** Start Supplied records **

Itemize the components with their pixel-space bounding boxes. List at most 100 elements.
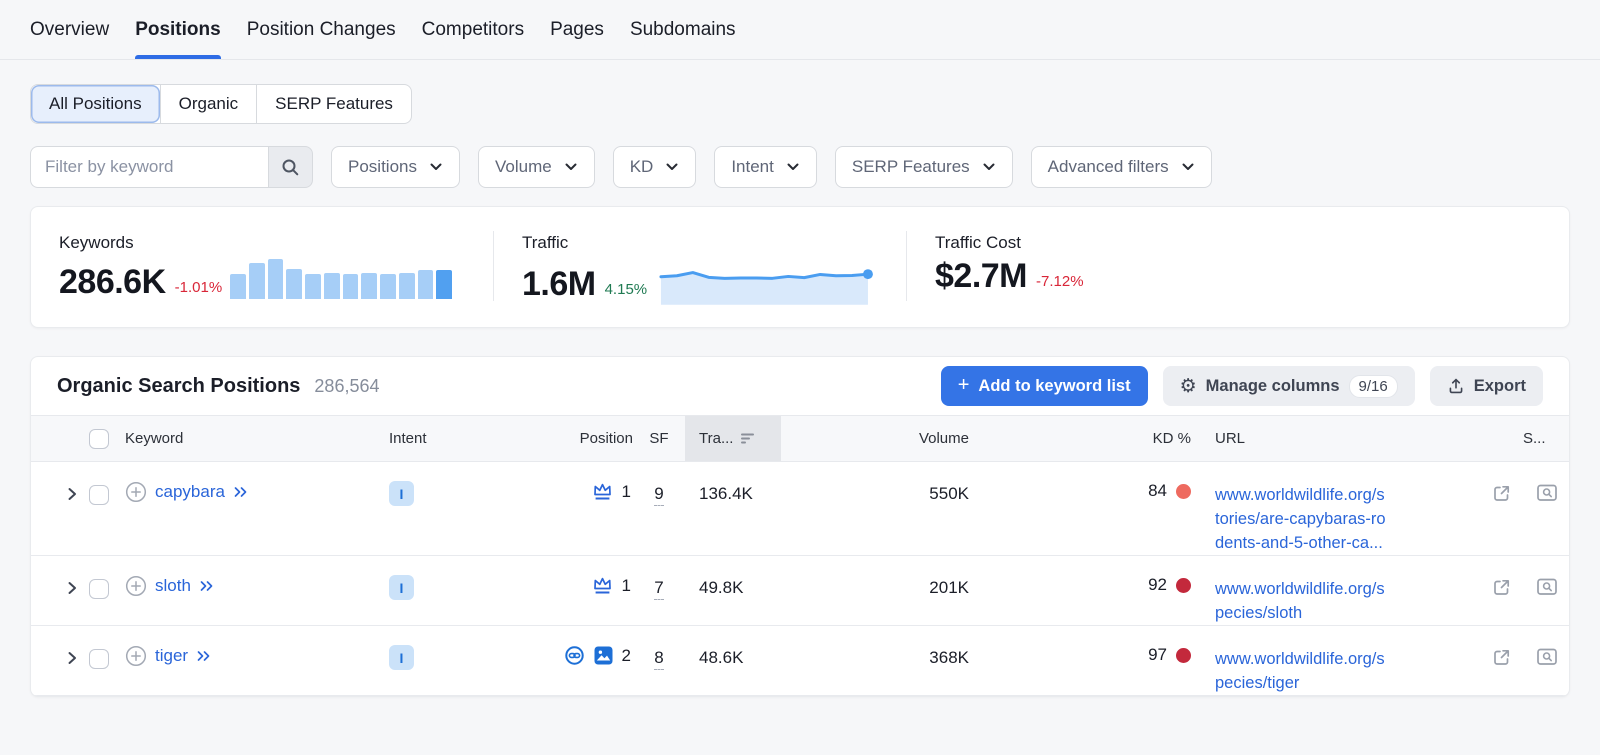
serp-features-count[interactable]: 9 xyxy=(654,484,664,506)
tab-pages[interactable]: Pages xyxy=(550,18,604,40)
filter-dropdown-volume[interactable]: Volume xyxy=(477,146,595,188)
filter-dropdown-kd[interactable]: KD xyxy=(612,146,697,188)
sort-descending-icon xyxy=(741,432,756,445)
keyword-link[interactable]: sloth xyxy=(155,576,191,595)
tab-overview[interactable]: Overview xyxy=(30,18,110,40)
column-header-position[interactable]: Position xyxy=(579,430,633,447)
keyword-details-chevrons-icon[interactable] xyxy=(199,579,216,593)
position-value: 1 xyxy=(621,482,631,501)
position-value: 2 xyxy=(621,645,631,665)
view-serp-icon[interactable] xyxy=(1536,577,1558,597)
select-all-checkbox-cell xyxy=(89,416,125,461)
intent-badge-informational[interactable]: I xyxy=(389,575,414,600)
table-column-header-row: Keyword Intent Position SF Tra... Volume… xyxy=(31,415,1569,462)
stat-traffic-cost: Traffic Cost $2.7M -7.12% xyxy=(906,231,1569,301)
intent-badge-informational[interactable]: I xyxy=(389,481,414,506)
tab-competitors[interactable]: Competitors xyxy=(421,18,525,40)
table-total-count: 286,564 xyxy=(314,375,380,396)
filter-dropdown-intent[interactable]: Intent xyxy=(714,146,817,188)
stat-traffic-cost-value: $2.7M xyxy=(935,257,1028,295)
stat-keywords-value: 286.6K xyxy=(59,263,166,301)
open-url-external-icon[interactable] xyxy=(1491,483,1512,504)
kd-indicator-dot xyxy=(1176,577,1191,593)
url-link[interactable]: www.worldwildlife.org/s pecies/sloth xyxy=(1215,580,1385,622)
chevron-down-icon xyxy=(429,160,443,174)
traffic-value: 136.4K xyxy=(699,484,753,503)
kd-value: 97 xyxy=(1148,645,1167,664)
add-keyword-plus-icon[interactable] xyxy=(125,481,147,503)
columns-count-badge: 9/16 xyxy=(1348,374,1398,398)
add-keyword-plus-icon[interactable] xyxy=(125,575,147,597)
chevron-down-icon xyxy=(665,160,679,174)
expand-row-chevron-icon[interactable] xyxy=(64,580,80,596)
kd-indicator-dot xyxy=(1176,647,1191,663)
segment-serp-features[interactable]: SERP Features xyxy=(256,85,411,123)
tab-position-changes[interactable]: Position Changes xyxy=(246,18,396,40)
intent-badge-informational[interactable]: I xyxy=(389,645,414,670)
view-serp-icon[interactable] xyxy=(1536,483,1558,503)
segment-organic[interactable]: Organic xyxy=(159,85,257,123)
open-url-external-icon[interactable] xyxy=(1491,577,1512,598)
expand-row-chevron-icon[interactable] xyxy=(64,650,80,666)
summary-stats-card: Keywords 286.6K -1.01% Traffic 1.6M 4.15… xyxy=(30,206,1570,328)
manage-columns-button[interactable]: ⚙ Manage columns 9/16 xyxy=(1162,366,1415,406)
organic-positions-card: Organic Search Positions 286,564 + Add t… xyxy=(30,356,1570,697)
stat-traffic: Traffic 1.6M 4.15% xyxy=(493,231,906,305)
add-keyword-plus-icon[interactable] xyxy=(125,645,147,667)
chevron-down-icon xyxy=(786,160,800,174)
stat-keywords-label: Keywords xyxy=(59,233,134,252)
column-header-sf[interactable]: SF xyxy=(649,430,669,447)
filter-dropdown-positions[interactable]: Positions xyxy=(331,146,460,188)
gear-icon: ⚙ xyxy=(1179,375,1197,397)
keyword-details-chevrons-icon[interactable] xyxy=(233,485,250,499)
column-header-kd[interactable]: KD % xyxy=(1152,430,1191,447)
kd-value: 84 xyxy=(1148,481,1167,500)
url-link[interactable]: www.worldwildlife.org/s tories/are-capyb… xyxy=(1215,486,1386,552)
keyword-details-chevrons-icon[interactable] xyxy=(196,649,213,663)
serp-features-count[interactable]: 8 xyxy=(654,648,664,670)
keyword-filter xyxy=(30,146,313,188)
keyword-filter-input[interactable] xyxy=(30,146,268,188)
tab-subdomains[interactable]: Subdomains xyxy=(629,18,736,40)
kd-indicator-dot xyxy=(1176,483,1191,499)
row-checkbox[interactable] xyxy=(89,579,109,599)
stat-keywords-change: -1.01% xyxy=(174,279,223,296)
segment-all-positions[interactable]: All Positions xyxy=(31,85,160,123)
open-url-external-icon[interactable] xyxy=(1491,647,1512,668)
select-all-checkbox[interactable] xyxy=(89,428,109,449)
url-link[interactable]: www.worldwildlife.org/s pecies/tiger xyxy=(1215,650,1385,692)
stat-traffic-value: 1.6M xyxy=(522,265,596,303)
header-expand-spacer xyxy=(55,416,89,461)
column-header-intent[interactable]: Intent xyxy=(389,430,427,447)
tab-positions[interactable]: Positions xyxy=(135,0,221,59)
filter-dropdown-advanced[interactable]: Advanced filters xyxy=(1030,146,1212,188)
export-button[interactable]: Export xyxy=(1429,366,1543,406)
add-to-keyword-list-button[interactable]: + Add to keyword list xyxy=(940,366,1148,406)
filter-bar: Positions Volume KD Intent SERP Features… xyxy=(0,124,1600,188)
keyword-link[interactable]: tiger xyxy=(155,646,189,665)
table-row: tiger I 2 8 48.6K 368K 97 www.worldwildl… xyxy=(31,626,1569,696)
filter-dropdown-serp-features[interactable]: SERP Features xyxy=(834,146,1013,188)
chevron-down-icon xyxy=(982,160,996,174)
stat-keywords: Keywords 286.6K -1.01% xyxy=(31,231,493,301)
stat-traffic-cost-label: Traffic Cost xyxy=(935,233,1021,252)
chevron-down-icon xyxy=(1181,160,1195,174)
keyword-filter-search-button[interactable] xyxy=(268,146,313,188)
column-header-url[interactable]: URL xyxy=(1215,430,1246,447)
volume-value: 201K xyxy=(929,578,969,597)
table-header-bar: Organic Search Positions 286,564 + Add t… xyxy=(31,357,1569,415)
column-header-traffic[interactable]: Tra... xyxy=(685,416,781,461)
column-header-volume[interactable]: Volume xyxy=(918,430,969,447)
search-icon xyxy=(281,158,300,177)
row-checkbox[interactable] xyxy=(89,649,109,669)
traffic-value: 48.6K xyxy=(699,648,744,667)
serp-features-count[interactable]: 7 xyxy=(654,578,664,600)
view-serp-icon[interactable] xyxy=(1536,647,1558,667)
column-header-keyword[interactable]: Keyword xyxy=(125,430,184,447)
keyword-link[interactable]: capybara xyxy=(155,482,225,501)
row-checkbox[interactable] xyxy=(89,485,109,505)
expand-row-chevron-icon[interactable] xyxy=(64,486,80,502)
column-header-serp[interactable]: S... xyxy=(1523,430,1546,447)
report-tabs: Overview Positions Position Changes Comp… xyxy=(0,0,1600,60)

** End Supplied records **
** Start Supplied records **

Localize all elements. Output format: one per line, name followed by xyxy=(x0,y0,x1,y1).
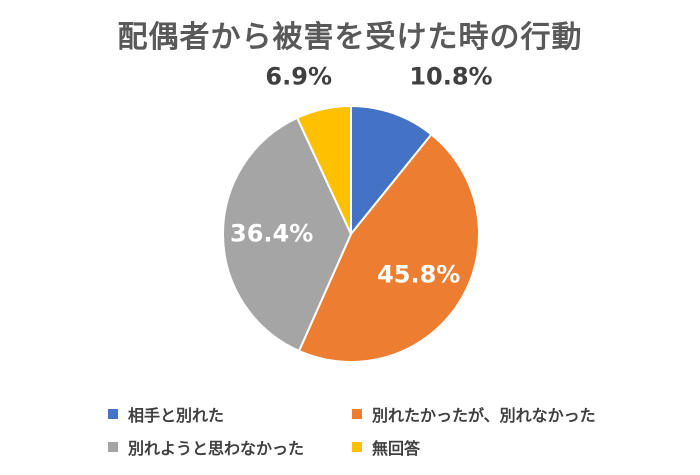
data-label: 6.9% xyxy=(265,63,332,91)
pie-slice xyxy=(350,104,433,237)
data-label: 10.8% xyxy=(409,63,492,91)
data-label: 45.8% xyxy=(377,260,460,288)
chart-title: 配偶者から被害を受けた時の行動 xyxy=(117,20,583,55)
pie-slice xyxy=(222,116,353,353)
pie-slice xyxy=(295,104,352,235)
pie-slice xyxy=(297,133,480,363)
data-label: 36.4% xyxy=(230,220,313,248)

** End Supplied records **
** Start Supplied records **

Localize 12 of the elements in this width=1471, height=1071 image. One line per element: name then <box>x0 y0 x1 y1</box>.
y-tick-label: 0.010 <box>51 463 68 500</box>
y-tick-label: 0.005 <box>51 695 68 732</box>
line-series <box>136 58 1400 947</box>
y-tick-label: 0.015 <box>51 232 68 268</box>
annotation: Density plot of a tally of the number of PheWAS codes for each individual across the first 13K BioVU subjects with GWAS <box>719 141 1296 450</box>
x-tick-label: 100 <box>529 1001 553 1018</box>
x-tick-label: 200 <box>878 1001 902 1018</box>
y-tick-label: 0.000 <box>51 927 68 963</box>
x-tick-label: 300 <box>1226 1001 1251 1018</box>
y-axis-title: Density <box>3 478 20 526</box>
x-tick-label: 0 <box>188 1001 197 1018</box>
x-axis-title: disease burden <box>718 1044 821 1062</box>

** End Supplied records **

▸ Exercise goal
Pick out each line of the records above that contains the word "Localize", and copy those lines.

▸ Output for this task
Localize all elements. Output format: one per line, name followed by xyxy=(x0,y0,x1,y1).
Localize 12 of the elements in this width=1471, height=1071 image. One line per element: name then <box>x0 y0 x1 y1</box>.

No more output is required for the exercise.